• **The task**: Copy the entries below exactly. Images do not belong in the copy.

• **Recorded data**:
========

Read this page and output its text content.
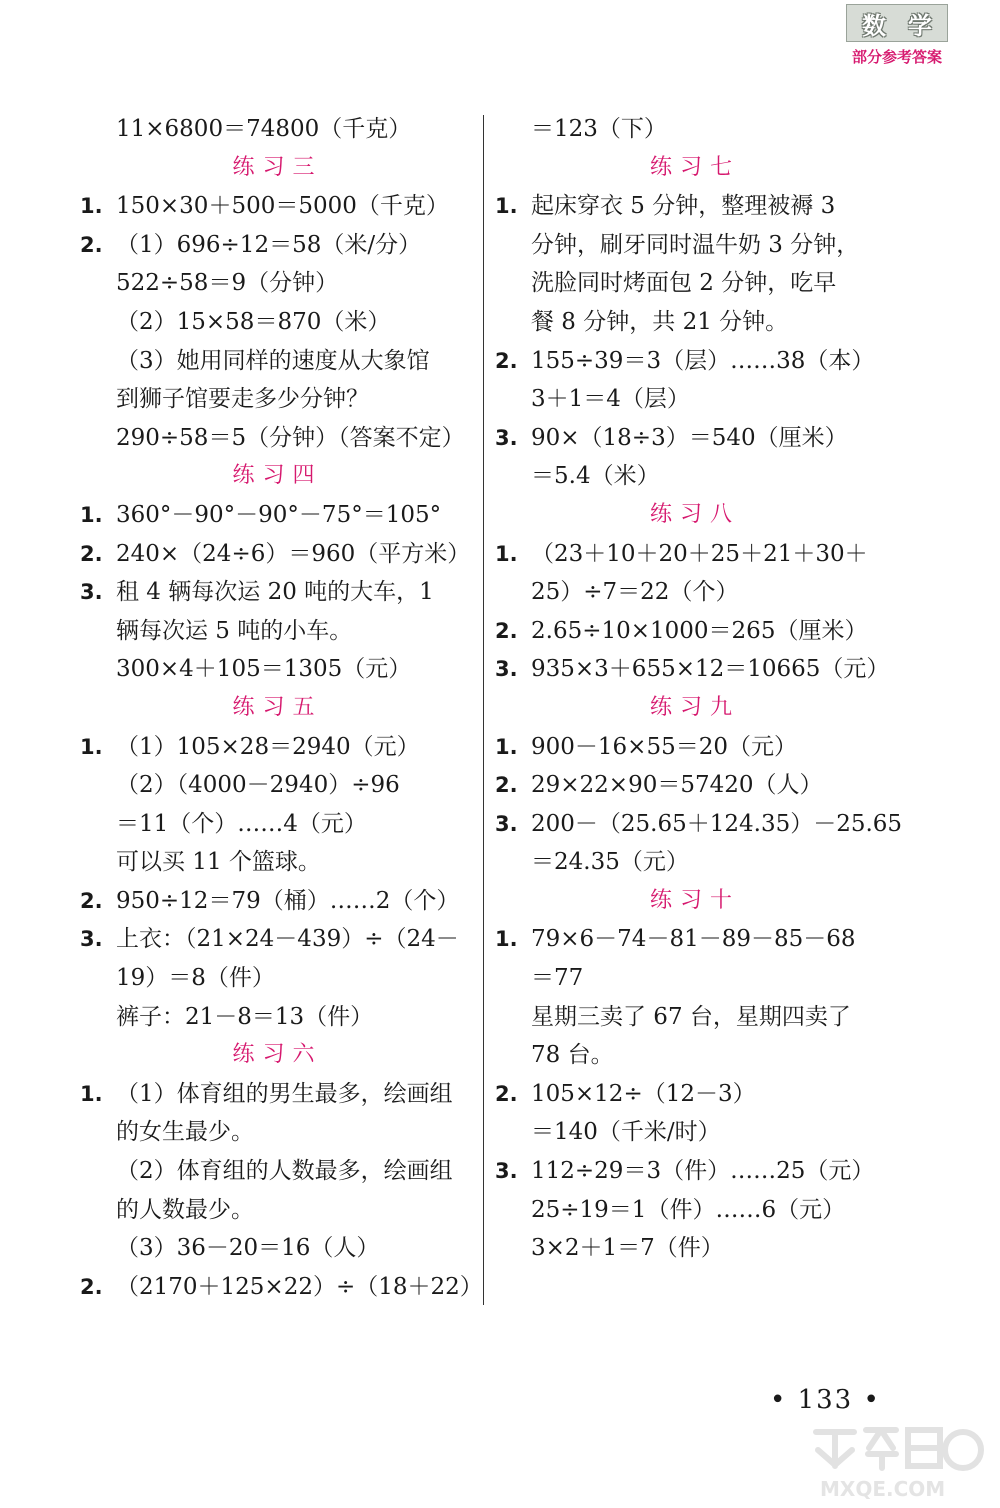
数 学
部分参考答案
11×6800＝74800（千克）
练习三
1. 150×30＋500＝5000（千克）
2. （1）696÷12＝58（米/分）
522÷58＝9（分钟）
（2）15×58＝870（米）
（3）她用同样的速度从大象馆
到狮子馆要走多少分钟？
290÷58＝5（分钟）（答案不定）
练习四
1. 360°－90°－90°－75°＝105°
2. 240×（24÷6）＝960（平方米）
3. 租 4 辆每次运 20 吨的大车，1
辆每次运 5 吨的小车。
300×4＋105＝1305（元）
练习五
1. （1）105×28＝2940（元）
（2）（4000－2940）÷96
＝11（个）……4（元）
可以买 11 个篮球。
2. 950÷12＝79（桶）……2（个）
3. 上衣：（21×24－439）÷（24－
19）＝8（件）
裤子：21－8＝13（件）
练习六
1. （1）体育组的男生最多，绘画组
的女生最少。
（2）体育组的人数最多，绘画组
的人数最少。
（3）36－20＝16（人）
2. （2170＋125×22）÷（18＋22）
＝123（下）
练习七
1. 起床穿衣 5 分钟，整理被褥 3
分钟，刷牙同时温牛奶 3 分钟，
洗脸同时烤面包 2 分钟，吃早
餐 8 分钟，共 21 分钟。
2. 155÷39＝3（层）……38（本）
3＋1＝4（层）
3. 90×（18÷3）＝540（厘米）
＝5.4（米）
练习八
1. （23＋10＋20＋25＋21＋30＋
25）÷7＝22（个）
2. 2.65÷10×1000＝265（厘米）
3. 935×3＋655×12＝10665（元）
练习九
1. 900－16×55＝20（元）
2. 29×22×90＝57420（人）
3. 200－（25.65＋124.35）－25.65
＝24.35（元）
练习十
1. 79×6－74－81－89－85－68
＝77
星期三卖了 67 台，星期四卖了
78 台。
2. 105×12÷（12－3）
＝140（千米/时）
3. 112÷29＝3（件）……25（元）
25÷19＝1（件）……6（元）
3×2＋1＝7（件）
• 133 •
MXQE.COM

========

• **Response to the exercise**:
Read this page and output its text content.
数 学
部分参考答案
11×6800＝74800（千克）
练习三
1. 150×30＋500＝5000（千克）
2. （1）696÷12＝58（米/分）
522÷58＝9（分钟）
（2）15×58＝870（米）
（3）她用同样的速度从大象馆
到狮子馆要走多少分钟？
290÷58＝5（分钟）（答案不定）
练习四
1. 360°－90°－90°－75°＝105°
2. 240×（24÷6）＝960（平方米）
3. 租 4 辆每次运 20 吨的大车，1
辆每次运 5 吨的小车。
300×4＋105＝1305（元）
练习五
1. （1）105×28＝2940（元）
（2）（4000－2940）÷96
＝11（个）……4（元）
可以买 11 个篮球。
2. 950÷12＝79（桶）……2（个）
3. 上衣：（21×24－439）÷（24－
19）＝8（件）
裤子：21－8＝13（件）
练习六
1. （1）体育组的男生最多，绘画组
的女生最少。
（2）体育组的人数最多，绘画组
的人数最少。
（3）36－20＝16（人）
2. （2170＋125×22）÷（18＋22）
＝123（下）
练习七
1. 起床穿衣 5 分钟，整理被褥 3
分钟，刷牙同时温牛奶 3 分钟，
洗脸同时烤面包 2 分钟，吃早
餐 8 分钟，共 21 分钟。
2. 155÷39＝3（层）……38（本）
3＋1＝4（层）
3. 90×（18÷3）＝540（厘米）
＝5.4（米）
练习八
1. （23＋10＋20＋25＋21＋30＋
25）÷7＝22（个）
2. 2.65÷10×1000＝265（厘米）
3. 935×3＋655×12＝10665（元）
练习九
1. 900－16×55＝20（元）
2. 29×22×90＝57420（人）
3. 200－（25.65＋124.35）－25.65
＝24.35（元）
练习十
1. 79×6－74－81－89－85－68
＝77
星期三卖了 67 台，星期四卖了
78 台。
2. 105×12÷（12－3）
＝140（千米/时）
3. 112÷29＝3（件）……25（元）
25÷19＝1（件）……6（元）
3×2＋1＝7（件）
• 133 •
MXQE.COM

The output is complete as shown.